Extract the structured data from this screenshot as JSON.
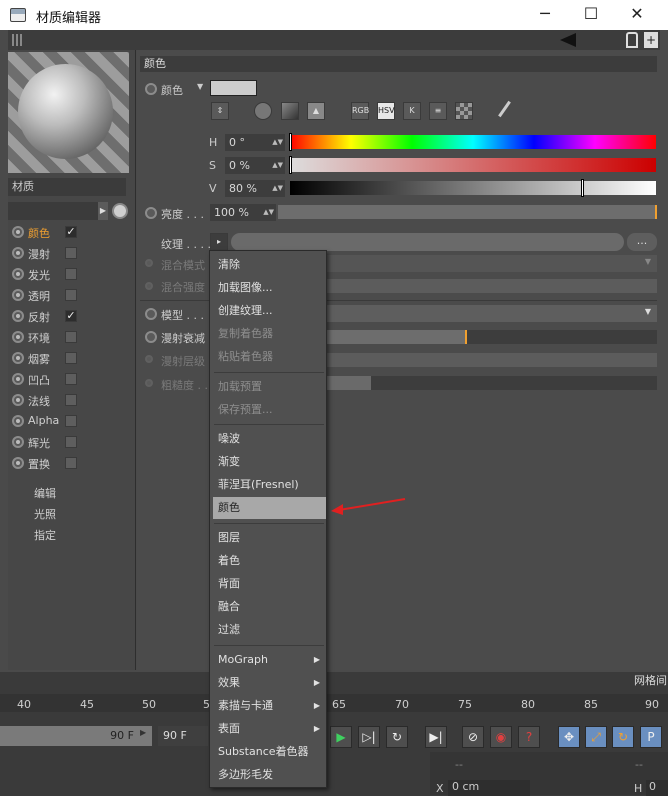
{
  "window": {
    "title": "材质编辑器",
    "minimize": "─",
    "maximize": "☐",
    "close": "✕"
  },
  "material": {
    "name": "材质"
  },
  "channels": [
    {
      "label": "颜色",
      "checked": true,
      "active": true
    },
    {
      "label": "漫射",
      "checked": false
    },
    {
      "label": "发光",
      "checked": false
    },
    {
      "label": "透明",
      "checked": false
    },
    {
      "label": "反射",
      "checked": true
    },
    {
      "label": "环境",
      "checked": false
    },
    {
      "label": "烟雾",
      "checked": false
    },
    {
      "label": "凹凸",
      "checked": false
    },
    {
      "label": "法线",
      "checked": false
    },
    {
      "label": "Alpha",
      "checked": false
    },
    {
      "label": "辉光",
      "checked": false
    },
    {
      "label": "置换",
      "checked": false
    }
  ],
  "extra_sections": [
    "编辑",
    "光照",
    "指定"
  ],
  "panel": {
    "section_title": "颜色",
    "color_label": "颜色",
    "color_modes": [
      "RGB",
      "HSV",
      "K"
    ],
    "h_label": "H",
    "h_value": "0 °",
    "s_label": "S",
    "s_value": "0 %",
    "v_label": "V",
    "v_value": "80 %",
    "v_level": 0.8,
    "brightness_label": "亮度 . . .",
    "brightness_value": "100 %",
    "texture_label": "纹理 . . . .",
    "texture_btn": "...",
    "blend_mode_label": "混合模式",
    "blend_strength_label": "混合强度",
    "model_label": "模型 . . .",
    "diffuse_falloff_label": "漫射衰减",
    "diffuse_level_label": "漫射层级",
    "roughness_label": "粗糙度 . ."
  },
  "menu": {
    "items_1": [
      "清除",
      "加载图像...",
      "创建纹理...",
      "复制着色器",
      "粘贴着色器"
    ],
    "items_2": [
      "加载预置",
      "保存预置..."
    ],
    "items_3": [
      "噪波",
      "渐变",
      "菲涅耳(Fresnel)",
      "颜色"
    ],
    "items_4": [
      "图层",
      "着色",
      "背面",
      "融合",
      "过滤"
    ],
    "items_5": [
      "MoGraph",
      "效果",
      "素描与卡通",
      "表面",
      "Substance着色器",
      "多边形毛发"
    ],
    "highlighted": "颜色"
  },
  "timeline": {
    "ticks": [
      "40",
      "45",
      "50",
      "5",
      "65",
      "70",
      "75",
      "80",
      "85",
      "90"
    ],
    "frame_end_a": "90 F",
    "frame_end_b": "90 F",
    "right_tab": "网格间",
    "coord_x_label": "X",
    "coord_x_value": "0 cm",
    "coord_h_label": "H",
    "coord_h_value": "0",
    "dash_a": "--",
    "dash_b": "--"
  },
  "colors": {
    "accent": "#f0a030",
    "arrow": "#e02020",
    "highlight": "#a8a8a8"
  }
}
- - -
=== Exercise details ===
Your task is to reproduce all of the material exactly. The pictures stay out.

=== Answer ===
Extract the structured data from this screenshot as JSON.
{
  "window": {
    "title": "材质编辑器",
    "minimize": "─",
    "maximize": "☐",
    "close": "✕"
  },
  "material": {
    "name": "材质"
  },
  "channels": [
    {
      "label": "颜色",
      "checked": true,
      "active": true
    },
    {
      "label": "漫射",
      "checked": false
    },
    {
      "label": "发光",
      "checked": false
    },
    {
      "label": "透明",
      "checked": false
    },
    {
      "label": "反射",
      "checked": true
    },
    {
      "label": "环境",
      "checked": false
    },
    {
      "label": "烟雾",
      "checked": false
    },
    {
      "label": "凹凸",
      "checked": false
    },
    {
      "label": "法线",
      "checked": false
    },
    {
      "label": "Alpha",
      "checked": false
    },
    {
      "label": "辉光",
      "checked": false
    },
    {
      "label": "置换",
      "checked": false
    }
  ],
  "extra_sections": [
    "编辑",
    "光照",
    "指定"
  ],
  "panel": {
    "section_title": "颜色",
    "color_label": "颜色",
    "color_modes": [
      "RGB",
      "HSV",
      "K"
    ],
    "h_label": "H",
    "h_value": "0 °",
    "s_label": "S",
    "s_value": "0 %",
    "v_label": "V",
    "v_value": "80 %",
    "v_level": 0.8,
    "brightness_label": "亮度 . . .",
    "brightness_value": "100 %",
    "texture_label": "纹理 . . . .",
    "texture_btn": "...",
    "blend_mode_label": "混合模式",
    "blend_strength_label": "混合强度",
    "model_label": "模型 . . .",
    "diffuse_falloff_label": "漫射衰减",
    "diffuse_level_label": "漫射层级",
    "roughness_label": "粗糙度 . ."
  },
  "menu": {
    "items_1": [
      "清除",
      "加载图像...",
      "创建纹理...",
      "复制着色器",
      "粘贴着色器"
    ],
    "items_2": [
      "加载预置",
      "保存预置..."
    ],
    "items_3": [
      "噪波",
      "渐变",
      "菲涅耳(Fresnel)",
      "颜色"
    ],
    "items_4": [
      "图层",
      "着色",
      "背面",
      "融合",
      "过滤"
    ],
    "items_5": [
      "MoGraph",
      "效果",
      "素描与卡通",
      "表面",
      "Substance着色器",
      "多边形毛发"
    ],
    "highlighted": "颜色"
  },
  "timeline": {
    "ticks": [
      "40",
      "45",
      "50",
      "5",
      "65",
      "70",
      "75",
      "80",
      "85",
      "90"
    ],
    "frame_end_a": "90 F",
    "frame_end_b": "90 F",
    "right_tab": "网格间",
    "coord_x_label": "X",
    "coord_x_value": "0 cm",
    "coord_h_label": "H",
    "coord_h_value": "0",
    "dash_a": "--",
    "dash_b": "--"
  },
  "colors": {
    "accent": "#f0a030",
    "arrow": "#e02020",
    "highlight": "#a8a8a8"
  }
}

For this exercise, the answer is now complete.